-- Begin --

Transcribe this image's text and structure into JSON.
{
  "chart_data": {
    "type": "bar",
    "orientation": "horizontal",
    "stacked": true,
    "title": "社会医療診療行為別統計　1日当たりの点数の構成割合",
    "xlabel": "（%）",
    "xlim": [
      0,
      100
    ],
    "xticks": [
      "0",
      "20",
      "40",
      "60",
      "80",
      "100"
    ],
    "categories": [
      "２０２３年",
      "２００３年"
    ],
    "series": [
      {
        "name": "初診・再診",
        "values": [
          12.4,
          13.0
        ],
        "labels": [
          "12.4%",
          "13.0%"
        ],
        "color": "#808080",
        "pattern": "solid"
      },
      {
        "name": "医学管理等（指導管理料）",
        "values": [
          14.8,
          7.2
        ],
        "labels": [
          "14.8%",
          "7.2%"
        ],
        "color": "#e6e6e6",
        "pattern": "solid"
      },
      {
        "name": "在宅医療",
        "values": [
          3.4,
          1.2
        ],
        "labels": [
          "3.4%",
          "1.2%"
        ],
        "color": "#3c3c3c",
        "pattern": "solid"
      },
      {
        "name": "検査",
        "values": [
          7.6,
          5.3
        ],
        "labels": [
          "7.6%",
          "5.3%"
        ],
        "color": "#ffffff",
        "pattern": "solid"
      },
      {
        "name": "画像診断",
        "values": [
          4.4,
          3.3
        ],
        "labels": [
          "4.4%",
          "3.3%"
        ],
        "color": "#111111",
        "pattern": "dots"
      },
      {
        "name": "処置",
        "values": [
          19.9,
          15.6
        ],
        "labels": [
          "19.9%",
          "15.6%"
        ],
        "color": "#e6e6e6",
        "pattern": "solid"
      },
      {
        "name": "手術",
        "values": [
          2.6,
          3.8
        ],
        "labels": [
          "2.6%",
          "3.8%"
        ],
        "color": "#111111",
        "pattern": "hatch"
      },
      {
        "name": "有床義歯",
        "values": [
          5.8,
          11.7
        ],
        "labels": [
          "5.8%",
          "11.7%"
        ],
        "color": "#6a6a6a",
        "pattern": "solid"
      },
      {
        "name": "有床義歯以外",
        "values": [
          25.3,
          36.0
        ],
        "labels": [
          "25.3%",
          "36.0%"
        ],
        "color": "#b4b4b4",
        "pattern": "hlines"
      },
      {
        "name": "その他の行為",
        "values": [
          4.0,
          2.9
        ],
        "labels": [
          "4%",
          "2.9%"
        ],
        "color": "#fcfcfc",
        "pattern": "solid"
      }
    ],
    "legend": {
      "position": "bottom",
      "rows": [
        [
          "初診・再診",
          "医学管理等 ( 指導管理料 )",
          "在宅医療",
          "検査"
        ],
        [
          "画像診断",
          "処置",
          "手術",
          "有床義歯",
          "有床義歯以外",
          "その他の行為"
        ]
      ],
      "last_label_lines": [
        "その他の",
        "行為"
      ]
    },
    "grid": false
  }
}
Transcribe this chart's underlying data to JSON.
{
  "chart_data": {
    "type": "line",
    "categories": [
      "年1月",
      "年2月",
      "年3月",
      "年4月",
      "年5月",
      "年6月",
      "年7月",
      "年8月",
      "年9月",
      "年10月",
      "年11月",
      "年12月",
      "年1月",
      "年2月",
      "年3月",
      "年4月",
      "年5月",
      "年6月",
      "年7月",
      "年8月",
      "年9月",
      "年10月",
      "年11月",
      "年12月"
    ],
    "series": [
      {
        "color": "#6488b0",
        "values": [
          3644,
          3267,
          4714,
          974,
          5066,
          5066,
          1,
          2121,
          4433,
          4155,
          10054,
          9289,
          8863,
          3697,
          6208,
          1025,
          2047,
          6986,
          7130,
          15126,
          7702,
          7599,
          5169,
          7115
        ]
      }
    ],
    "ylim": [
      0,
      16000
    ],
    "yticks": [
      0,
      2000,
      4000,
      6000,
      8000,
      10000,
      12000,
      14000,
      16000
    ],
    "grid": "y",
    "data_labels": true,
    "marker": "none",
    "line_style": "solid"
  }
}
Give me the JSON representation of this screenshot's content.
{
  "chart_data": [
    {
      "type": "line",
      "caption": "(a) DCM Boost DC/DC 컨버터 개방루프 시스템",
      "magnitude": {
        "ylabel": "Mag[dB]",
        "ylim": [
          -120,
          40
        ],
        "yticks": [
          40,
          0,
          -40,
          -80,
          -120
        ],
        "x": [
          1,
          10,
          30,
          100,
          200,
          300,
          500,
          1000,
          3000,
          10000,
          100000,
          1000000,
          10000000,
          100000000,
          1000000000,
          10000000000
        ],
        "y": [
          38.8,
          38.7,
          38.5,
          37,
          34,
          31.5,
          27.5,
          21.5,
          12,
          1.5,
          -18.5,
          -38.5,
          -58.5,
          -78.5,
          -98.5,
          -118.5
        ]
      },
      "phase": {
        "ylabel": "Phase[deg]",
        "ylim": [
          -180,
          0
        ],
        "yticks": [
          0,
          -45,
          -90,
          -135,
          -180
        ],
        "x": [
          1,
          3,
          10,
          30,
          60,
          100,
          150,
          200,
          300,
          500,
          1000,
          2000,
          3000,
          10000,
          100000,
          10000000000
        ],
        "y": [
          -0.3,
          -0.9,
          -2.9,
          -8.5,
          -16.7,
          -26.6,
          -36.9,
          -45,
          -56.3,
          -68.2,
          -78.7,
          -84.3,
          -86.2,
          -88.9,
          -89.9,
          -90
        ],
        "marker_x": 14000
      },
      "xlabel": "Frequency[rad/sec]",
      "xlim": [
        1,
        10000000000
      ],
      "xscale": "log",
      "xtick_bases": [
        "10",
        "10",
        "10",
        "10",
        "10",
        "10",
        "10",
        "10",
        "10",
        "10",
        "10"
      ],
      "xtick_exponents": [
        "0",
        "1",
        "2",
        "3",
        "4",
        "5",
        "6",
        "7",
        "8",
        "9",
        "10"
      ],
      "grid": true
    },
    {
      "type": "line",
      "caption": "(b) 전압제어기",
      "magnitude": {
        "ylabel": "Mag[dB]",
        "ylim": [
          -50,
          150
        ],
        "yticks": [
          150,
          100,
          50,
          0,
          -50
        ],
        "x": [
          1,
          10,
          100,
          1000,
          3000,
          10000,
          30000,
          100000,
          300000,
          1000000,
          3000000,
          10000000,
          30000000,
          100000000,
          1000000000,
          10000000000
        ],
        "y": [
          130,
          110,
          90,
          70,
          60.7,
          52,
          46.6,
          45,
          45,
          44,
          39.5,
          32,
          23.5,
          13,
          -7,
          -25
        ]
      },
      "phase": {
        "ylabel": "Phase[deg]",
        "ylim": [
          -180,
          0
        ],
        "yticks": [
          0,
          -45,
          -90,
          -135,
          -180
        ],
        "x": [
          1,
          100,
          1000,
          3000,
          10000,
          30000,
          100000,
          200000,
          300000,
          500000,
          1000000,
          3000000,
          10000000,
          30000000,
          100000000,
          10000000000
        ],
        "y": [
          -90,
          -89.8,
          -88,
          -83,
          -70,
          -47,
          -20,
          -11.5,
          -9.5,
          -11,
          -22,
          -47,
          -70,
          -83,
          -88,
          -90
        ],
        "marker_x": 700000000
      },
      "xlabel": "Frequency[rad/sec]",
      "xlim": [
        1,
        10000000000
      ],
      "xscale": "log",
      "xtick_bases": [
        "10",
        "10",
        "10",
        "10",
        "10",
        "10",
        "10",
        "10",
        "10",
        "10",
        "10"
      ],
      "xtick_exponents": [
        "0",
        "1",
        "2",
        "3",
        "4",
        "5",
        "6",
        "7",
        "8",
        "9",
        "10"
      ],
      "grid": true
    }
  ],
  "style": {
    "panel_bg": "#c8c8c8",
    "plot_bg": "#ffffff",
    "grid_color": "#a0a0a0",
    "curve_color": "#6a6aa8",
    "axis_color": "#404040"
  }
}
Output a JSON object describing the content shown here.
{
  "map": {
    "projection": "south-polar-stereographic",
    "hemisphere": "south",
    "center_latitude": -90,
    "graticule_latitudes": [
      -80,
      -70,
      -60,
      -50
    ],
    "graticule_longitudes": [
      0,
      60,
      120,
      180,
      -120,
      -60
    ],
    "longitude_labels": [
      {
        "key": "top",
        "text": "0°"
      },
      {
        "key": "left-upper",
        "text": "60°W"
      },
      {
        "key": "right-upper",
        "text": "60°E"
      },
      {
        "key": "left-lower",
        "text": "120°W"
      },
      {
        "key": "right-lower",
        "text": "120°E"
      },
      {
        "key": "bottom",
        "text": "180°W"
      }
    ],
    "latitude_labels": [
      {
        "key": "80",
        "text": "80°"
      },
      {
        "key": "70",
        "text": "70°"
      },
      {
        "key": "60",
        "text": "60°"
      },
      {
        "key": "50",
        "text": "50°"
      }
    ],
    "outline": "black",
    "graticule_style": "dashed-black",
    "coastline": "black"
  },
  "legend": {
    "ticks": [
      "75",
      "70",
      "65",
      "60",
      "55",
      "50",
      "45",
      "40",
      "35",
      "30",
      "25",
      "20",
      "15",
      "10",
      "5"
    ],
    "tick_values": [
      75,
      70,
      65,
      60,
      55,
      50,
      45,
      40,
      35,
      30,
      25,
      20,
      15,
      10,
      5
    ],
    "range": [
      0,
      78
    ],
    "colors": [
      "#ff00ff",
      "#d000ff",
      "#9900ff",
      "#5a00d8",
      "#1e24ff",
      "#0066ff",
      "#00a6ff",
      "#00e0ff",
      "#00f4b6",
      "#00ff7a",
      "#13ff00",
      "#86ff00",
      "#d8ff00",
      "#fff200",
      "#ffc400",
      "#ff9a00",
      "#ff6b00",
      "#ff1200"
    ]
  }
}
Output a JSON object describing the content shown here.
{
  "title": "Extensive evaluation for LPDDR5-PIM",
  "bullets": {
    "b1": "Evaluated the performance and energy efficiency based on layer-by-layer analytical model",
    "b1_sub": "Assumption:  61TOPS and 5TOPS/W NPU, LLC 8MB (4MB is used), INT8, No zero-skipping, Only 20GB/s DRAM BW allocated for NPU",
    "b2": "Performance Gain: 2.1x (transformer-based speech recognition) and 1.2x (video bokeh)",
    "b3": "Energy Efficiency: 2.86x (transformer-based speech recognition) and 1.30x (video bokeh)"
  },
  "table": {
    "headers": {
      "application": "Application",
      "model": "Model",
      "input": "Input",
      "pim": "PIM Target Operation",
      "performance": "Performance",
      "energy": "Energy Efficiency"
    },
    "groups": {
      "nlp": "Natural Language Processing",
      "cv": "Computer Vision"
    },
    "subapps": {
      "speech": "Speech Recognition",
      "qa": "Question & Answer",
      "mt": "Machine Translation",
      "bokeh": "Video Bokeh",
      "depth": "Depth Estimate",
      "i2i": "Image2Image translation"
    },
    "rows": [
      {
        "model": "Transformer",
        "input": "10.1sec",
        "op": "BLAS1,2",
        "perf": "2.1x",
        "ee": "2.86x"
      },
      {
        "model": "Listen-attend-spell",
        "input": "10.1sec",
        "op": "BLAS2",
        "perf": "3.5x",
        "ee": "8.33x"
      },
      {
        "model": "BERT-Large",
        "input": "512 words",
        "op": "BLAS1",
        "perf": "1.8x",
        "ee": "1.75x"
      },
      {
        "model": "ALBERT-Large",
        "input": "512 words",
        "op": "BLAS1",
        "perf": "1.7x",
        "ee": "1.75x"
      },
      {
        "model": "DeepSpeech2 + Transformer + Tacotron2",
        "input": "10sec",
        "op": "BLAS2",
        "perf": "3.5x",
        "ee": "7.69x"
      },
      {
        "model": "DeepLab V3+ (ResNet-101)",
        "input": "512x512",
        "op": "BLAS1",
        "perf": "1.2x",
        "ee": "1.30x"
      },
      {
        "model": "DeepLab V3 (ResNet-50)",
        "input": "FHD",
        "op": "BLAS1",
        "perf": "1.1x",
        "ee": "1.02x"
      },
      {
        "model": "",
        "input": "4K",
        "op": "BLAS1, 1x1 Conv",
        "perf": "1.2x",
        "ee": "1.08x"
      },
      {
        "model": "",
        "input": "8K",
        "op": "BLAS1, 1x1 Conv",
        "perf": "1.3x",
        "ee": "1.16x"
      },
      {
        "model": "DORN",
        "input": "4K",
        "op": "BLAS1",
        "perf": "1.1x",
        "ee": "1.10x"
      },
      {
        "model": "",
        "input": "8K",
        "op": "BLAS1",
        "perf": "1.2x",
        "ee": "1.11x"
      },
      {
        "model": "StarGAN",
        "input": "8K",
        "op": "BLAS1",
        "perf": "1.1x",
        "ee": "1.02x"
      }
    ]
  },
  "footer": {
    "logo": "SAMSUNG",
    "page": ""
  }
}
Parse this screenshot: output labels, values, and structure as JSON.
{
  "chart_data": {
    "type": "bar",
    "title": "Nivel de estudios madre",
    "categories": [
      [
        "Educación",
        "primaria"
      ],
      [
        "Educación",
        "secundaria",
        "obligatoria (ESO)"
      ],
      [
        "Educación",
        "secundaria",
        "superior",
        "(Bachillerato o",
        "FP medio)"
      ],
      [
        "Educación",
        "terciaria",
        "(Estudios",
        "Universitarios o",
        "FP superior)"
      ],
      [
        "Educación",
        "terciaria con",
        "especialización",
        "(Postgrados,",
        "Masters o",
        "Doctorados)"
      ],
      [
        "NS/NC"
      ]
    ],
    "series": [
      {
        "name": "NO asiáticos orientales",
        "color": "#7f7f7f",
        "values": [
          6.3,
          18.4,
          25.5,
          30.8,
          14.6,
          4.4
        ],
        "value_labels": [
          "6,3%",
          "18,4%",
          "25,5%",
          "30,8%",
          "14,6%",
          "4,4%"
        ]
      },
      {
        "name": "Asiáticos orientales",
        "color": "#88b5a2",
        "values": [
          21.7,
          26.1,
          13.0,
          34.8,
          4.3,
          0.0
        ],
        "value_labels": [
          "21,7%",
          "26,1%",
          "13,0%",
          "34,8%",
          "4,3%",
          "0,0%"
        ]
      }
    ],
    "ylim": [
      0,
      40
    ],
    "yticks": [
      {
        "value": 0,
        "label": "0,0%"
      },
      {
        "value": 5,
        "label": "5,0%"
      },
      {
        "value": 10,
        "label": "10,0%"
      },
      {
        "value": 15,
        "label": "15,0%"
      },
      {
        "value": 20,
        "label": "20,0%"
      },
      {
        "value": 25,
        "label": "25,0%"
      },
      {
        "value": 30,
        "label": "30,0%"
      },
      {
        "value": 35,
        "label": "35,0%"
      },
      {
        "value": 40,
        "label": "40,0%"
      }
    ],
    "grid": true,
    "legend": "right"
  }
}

-- End --

> [WHAT NEEDS TO BE DONE]:
Tell how many lines hold the string "bokeh", giving the number and nothing else.

> [SOLUTION TO THIS PROBLEM]:
3